--- BEGIN Data rows ---

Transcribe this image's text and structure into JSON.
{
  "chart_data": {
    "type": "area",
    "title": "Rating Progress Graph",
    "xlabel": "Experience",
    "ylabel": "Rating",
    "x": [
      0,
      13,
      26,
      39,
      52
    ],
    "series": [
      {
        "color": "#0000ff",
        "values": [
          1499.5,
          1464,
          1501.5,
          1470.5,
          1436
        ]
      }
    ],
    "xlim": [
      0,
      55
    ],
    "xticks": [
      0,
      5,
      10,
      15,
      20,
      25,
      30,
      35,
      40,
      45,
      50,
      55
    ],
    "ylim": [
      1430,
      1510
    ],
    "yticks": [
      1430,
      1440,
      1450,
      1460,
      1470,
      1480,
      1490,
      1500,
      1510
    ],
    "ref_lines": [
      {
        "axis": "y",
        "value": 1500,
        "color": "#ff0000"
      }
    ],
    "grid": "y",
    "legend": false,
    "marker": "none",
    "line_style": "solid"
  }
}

--- END Data rows ---

▸ Task goal
Reproduce the full listing exactly.

▸ Expected answer
Transcribe this image's text and structure into JSON.
{
  "chart_data": {
    "type": "area",
    "title": "Rating Progress Graph",
    "xlabel": "Experience",
    "ylabel": "Rating",
    "x": [
      0,
      13,
      26,
      39,
      52
    ],
    "series": [
      {
        "color": "#0000ff",
        "values": [
          1499.5,
          1464,
          1501.5,
          1470.5,
          1436
        ]
      }
    ],
    "xlim": [
      0,
      55
    ],
    "xticks": [
      0,
      5,
      10,
      15,
      20,
      25,
      30,
      35,
      40,
      45,
      50,
      55
    ],
    "ylim": [
      1430,
      1510
    ],
    "yticks": [
      1430,
      1440,
      1450,
      1460,
      1470,
      1480,
      1490,
      1500,
      1510
    ],
    "ref_lines": [
      {
        "axis": "y",
        "value": 1500,
        "color": "#ff0000"
      }
    ],
    "grid": "y",
    "legend": false,
    "marker": "none",
    "line_style": "solid"
  }
}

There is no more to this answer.